++++ Records to process
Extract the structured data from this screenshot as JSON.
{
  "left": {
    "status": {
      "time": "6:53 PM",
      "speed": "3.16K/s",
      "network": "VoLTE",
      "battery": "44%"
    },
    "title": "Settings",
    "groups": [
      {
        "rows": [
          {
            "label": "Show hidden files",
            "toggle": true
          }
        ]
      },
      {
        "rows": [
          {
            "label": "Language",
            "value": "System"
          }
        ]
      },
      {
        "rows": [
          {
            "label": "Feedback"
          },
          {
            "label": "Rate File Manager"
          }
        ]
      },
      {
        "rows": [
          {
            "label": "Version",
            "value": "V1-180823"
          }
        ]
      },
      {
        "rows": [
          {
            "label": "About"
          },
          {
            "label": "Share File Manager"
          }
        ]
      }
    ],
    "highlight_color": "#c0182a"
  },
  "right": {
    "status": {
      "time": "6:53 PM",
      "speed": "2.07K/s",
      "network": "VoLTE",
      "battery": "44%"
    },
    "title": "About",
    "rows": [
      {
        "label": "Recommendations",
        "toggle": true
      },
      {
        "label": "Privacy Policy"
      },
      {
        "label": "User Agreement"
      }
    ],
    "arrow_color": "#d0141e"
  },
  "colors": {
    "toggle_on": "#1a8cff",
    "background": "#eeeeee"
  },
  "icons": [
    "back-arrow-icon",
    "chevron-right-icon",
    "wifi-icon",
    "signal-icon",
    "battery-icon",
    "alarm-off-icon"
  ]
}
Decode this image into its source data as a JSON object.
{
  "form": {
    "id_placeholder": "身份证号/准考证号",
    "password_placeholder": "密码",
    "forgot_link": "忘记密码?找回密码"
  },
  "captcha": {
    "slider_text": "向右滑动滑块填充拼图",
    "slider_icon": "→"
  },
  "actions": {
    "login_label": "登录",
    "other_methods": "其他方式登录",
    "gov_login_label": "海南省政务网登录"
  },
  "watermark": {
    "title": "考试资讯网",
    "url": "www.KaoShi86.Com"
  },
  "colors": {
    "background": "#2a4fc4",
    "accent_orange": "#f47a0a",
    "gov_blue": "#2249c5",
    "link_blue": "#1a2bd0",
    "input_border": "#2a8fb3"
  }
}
++++++++
Gather every line from the listing above in which "JSON" appears, and copy those lines.

Extract the structured data from this screenshot as JSON.
Decode this image into its source data as a JSON object.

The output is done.